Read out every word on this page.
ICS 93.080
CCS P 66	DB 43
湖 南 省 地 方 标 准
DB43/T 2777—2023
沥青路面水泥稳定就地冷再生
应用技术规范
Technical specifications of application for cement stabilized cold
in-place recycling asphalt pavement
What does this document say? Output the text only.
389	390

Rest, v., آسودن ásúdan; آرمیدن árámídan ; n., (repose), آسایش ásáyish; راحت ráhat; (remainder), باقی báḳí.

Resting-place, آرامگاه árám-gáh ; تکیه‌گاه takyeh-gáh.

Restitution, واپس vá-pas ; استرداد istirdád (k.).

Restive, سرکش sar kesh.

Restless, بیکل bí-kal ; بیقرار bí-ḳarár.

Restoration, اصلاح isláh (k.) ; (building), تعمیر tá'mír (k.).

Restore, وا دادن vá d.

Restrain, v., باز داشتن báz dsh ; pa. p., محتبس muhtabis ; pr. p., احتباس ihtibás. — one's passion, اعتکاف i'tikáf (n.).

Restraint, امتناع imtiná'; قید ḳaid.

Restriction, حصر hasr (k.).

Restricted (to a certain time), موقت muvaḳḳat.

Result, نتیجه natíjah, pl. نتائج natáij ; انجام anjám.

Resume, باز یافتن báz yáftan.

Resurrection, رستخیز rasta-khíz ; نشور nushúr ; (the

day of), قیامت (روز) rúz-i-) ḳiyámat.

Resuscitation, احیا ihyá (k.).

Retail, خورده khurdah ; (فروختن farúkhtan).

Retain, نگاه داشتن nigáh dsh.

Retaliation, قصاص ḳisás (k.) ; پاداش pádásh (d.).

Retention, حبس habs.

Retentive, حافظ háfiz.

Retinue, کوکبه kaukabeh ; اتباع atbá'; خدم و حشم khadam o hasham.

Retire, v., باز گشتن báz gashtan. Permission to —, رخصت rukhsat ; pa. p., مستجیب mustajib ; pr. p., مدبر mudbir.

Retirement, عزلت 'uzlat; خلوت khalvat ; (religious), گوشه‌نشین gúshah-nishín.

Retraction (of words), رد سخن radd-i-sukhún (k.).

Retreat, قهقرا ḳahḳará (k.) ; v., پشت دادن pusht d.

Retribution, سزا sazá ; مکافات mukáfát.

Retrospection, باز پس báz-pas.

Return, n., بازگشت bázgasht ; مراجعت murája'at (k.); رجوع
□ □ □ □ □ □ □
**Given exercise:** Across the records, how many lines contain "داشتن"? Only the number should be given.

**Response below:** 2